--- begin ---

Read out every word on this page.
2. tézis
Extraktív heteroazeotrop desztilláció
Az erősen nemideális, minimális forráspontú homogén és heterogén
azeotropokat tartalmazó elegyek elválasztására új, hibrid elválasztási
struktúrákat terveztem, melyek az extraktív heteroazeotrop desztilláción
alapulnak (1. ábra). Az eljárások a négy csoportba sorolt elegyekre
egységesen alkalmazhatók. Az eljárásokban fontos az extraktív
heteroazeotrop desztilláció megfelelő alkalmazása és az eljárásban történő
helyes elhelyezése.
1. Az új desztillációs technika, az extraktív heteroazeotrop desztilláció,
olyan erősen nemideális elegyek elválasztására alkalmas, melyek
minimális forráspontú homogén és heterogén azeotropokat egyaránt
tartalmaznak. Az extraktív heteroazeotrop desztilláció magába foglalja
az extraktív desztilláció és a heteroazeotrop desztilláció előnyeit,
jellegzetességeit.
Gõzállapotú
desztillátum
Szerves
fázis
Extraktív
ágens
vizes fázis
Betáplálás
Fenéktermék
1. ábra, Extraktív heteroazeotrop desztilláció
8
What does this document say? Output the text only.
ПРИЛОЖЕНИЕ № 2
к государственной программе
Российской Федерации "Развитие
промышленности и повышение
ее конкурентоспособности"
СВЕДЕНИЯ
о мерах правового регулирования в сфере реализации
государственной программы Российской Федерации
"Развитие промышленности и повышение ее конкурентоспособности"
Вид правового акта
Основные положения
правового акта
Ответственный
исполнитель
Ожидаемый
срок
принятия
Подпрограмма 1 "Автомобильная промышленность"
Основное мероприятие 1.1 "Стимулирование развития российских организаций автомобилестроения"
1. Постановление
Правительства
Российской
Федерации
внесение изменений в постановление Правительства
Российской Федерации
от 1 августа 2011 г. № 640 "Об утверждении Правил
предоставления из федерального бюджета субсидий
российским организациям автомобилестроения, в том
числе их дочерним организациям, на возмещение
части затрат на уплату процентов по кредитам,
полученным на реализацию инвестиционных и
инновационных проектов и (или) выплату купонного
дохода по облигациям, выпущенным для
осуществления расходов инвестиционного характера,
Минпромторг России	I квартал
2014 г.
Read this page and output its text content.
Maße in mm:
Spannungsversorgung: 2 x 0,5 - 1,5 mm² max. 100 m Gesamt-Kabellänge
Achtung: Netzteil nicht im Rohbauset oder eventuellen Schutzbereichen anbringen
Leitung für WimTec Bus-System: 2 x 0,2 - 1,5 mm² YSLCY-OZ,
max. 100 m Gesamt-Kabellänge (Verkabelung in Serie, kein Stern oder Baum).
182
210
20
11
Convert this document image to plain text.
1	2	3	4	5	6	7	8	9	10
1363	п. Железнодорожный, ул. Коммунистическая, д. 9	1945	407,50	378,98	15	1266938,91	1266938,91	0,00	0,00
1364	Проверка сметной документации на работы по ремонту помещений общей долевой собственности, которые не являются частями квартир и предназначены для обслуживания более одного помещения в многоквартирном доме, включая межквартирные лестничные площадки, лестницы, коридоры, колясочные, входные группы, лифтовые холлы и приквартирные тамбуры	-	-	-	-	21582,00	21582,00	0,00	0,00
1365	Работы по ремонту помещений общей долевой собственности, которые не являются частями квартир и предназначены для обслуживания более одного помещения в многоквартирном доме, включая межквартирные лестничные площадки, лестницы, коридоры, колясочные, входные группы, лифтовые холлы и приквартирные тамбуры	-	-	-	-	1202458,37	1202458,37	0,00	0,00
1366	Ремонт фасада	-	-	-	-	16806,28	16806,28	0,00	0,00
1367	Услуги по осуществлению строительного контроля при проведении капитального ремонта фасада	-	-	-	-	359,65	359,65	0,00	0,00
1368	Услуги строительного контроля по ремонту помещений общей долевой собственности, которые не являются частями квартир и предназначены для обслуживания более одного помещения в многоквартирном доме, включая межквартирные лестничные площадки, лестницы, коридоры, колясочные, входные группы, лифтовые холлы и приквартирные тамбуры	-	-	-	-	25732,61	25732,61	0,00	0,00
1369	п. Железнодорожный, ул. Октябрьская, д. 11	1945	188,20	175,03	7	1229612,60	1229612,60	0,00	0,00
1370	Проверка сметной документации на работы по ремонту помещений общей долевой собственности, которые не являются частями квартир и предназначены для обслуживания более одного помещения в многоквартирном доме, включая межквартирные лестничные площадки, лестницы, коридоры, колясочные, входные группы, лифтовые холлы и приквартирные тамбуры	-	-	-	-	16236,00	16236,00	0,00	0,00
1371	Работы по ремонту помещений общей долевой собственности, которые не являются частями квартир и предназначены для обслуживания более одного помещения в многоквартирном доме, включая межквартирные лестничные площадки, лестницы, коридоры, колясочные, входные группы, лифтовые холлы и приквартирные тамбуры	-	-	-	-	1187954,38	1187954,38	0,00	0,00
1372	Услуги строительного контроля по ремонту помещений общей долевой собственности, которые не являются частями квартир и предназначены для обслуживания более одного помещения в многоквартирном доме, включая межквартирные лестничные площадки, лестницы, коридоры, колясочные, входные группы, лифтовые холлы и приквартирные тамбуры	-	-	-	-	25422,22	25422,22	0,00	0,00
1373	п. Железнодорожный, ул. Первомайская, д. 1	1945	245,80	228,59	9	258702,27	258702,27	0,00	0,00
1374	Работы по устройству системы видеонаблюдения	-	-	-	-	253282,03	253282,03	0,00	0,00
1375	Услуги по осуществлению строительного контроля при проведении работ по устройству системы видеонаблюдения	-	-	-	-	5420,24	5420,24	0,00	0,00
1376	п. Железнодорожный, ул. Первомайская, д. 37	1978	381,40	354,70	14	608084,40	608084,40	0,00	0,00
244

--- end ---

## Short problem
Restate all of the entries above precisely.

## Reply to the task
Read out every word on this page.
2. tézis
Extraktív heteroazeotrop desztilláció
Az erősen nemideális, minimális forráspontú homogén és heterogén
azeotropokat tartalmazó elegyek elválasztására új, hibrid elválasztási
struktúrákat terveztem, melyek az extraktív heteroazeotrop desztilláción
alapulnak (1. ábra). Az eljárások a négy csoportba sorolt elegyekre
egységesen alkalmazhatók. Az eljárásokban fontos az extraktív
heteroazeotrop desztilláció megfelelő alkalmazása és az eljárásban történő
helyes elhelyezése.
1. Az új desztillációs technika, az extraktív heteroazeotrop desztilláció,
olyan erősen nemideális elegyek elválasztására alkalmas, melyek
minimális forráspontú homogén és heterogén azeotropokat egyaránt
tartalmaznak. Az extraktív heteroazeotrop desztilláció magába foglalja
az extraktív desztilláció és a heteroazeotrop desztilláció előnyeit,
jellegzetességeit.
Gõzállapotú
desztillátum
Szerves
fázis
Extraktív
ágens
vizes fázis
Betáplálás
Fenéktermék
1. ábra, Extraktív heteroazeotrop desztilláció
8
What does this document say? Output the text only.
ПРИЛОЖЕНИЕ № 2
к государственной программе
Российской Федерации "Развитие
промышленности и повышение
ее конкурентоспособности"
СВЕДЕНИЯ
о мерах правового регулирования в сфере реализации
государственной программы Российской Федерации
"Развитие промышленности и повышение ее конкурентоспособности"
Вид правового акта
Основные положения
правового акта
Ответственный
исполнитель
Ожидаемый
срок
принятия
Подпрограмма 1 "Автомобильная промышленность"
Основное мероприятие 1.1 "Стимулирование развития российских организаций автомобилестроения"
1. Постановление
Правительства
Российской
Федерации
внесение изменений в постановление Правительства
Российской Федерации
от 1 августа 2011 г. № 640 "Об утверждении Правил
предоставления из федерального бюджета субсидий
российским организациям автомобилестроения, в том
числе их дочерним организациям, на возмещение
части затрат на уплату процентов по кредитам,
полученным на реализацию инвестиционных и
инновационных проектов и (или) выплату купонного
дохода по облигациям, выпущенным для
осуществления расходов инвестиционного характера,
Минпромторг России	I квартал
2014 г.
Read this page and output its text content.
Maße in mm:
Spannungsversorgung: 2 x 0,5 - 1,5 mm² max. 100 m Gesamt-Kabellänge
Achtung: Netzteil nicht im Rohbauset oder eventuellen Schutzbereichen anbringen
Leitung für WimTec Bus-System: 2 x 0,2 - 1,5 mm² YSLCY-OZ,
max. 100 m Gesamt-Kabellänge (Verkabelung in Serie, kein Stern oder Baum).
182
210
20
11
Convert this document image to plain text.
1	2	3	4	5	6	7	8	9	10
1363	п. Железнодорожный, ул. Коммунистическая, д. 9	1945	407,50	378,98	15	1266938,91	1266938,91	0,00	0,00
1364	Проверка сметной документации на работы по ремонту помещений общей долевой собственности, которые не являются частями квартир и предназначены для обслуживания более одного помещения в многоквартирном доме, включая межквартирные лестничные площадки, лестницы, коридоры, колясочные, входные группы, лифтовые холлы и приквартирные тамбуры	-	-	-	-	21582,00	21582,00	0,00	0,00
1365	Работы по ремонту помещений общей долевой собственности, которые не являются частями квартир и предназначены для обслуживания более одного помещения в многоквартирном доме, включая межквартирные лестничные площадки, лестницы, коридоры, колясочные, входные группы, лифтовые холлы и приквартирные тамбуры	-	-	-	-	1202458,37	1202458,37	0,00	0,00
1366	Ремонт фасада	-	-	-	-	16806,28	16806,28	0,00	0,00
1367	Услуги по осуществлению строительного контроля при проведении капитального ремонта фасада	-	-	-	-	359,65	359,65	0,00	0,00
1368	Услуги строительного контроля по ремонту помещений общей долевой собственности, которые не являются частями квартир и предназначены для обслуживания более одного помещения в многоквартирном доме, включая межквартирные лестничные площадки, лестницы, коридоры, колясочные, входные группы, лифтовые холлы и приквартирные тамбуры	-	-	-	-	25732,61	25732,61	0,00	0,00
1369	п. Железнодорожный, ул. Октябрьская, д. 11	1945	188,20	175,03	7	1229612,60	1229612,60	0,00	0,00
1370	Проверка сметной документации на работы по ремонту помещений общей долевой собственности, которые не являются частями квартир и предназначены для обслуживания более одного помещения в многоквартирном доме, включая межквартирные лестничные площадки, лестницы, коридоры, колясочные, входные группы, лифтовые холлы и приквартирные тамбуры	-	-	-	-	16236,00	16236,00	0,00	0,00
1371	Работы по ремонту помещений общей долевой собственности, которые не являются частями квартир и предназначены для обслуживания более одного помещения в многоквартирном доме, включая межквартирные лестничные площадки, лестницы, коридоры, колясочные, входные группы, лифтовые холлы и приквартирные тамбуры	-	-	-	-	1187954,38	1187954,38	0,00	0,00
1372	Услуги строительного контроля по ремонту помещений общей долевой собственности, которые не являются частями квартир и предназначены для обслуживания более одного помещения в многоквартирном доме, включая межквартирные лестничные площадки, лестницы, коридоры, колясочные, входные группы, лифтовые холлы и приквартирные тамбуры	-	-	-	-	25422,22	25422,22	0,00	0,00
1373	п. Железнодорожный, ул. Первомайская, д. 1	1945	245,80	228,59	9	258702,27	258702,27	0,00	0,00
1374	Работы по устройству системы видеонаблюдения	-	-	-	-	253282,03	253282,03	0,00	0,00
1375	Услуги по осуществлению строительного контроля при проведении работ по устройству системы видеонаблюдения	-	-	-	-	5420,24	5420,24	0,00	0,00
1376	п. Железнодорожный, ул. Первомайская, д. 37	1978	381,40	354,70	14	608084,40	608084,40	0,00	0,00
244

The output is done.